Short problem
Word for word, set down the records and skip each picture.

##### Task inputs

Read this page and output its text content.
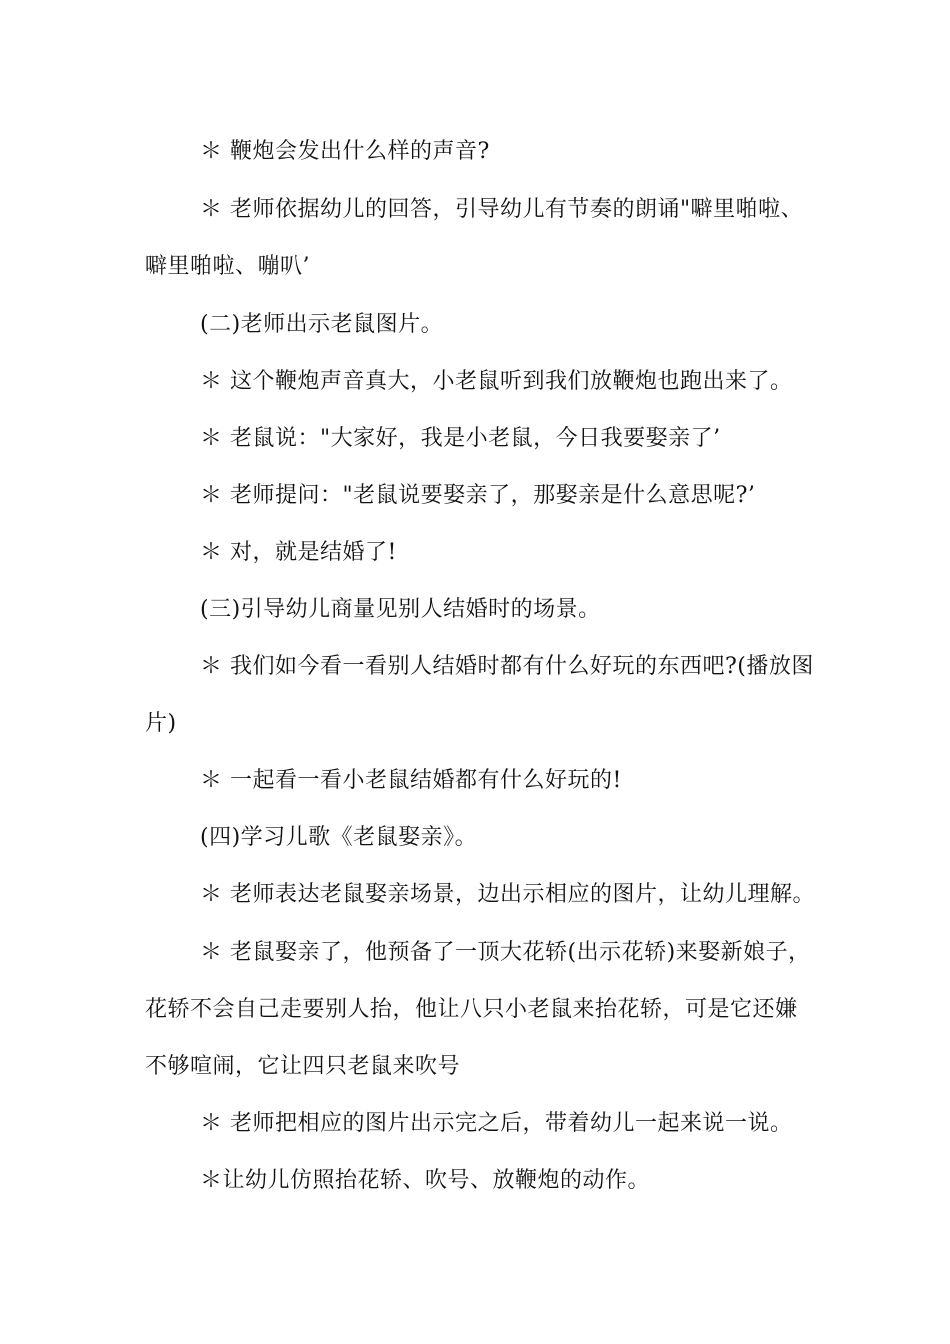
＊ 鞭炮会发出什么样的声音?
＊ 老师依据幼儿的回答，引导幼儿有节奏的朗诵"噼里啪啦、
噼里啪啦、嘣叭’
(二)老师出示老鼠图片。
＊ 这个鞭炮声音真大，小老鼠听到我们放鞭炮也跑出来了。
＊ 老鼠说："大家好，我是小老鼠，今日我要娶亲了’
＊ 老师提问："老鼠说要娶亲了，那娶亲是什么意思呢?’
＊ 对，就是结婚了!
(三)引导幼儿商量见别人结婚时的场景。
＊ 我们如今看一看别人结婚时都有什么好玩的东西吧?(播放图
片)
＊ 一起看一看小老鼠结婚都有什么好玩的!
(四)学习儿歌《老鼠娶亲》。
＊ 老师表达老鼠娶亲场景，边出示相应的图片，让幼儿理解。
＊ 老鼠娶亲了，他预备了一顶大花轿(出示花轿)来娶新娘子，
花轿不会自己走要别人抬，他让八只小老鼠来抬花轿，可是它还嫌
不够喧闹，它让四只老鼠来吹号
＊ 老师把相应的图片出示完之后，带着幼儿一起来说一说。
＊让幼儿仿照抬花轿、吹号、放鞭炮的动作。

##########

Response below
Read this page and output its text content.
＊ 鞭炮会发出什么样的声音?
＊ 老师依据幼儿的回答，引导幼儿有节奏的朗诵"噼里啪啦、
噼里啪啦、嘣叭’
(二)老师出示老鼠图片。
＊ 这个鞭炮声音真大，小老鼠听到我们放鞭炮也跑出来了。
＊ 老鼠说："大家好，我是小老鼠，今日我要娶亲了’
＊ 老师提问："老鼠说要娶亲了，那娶亲是什么意思呢?’
＊ 对，就是结婚了!
(三)引导幼儿商量见别人结婚时的场景。
＊ 我们如今看一看别人结婚时都有什么好玩的东西吧?(播放图
片)
＊ 一起看一看小老鼠结婚都有什么好玩的!
(四)学习儿歌《老鼠娶亲》。
＊ 老师表达老鼠娶亲场景，边出示相应的图片，让幼儿理解。
＊ 老鼠娶亲了，他预备了一顶大花轿(出示花轿)来娶新娘子，
花轿不会自己走要别人抬，他让八只小老鼠来抬花轿，可是它还嫌
不够喧闹，它让四只老鼠来吹号
＊ 老师把相应的图片出示完之后，带着幼儿一起来说一说。
＊让幼儿仿照抬花轿、吹号、放鞭炮的动作。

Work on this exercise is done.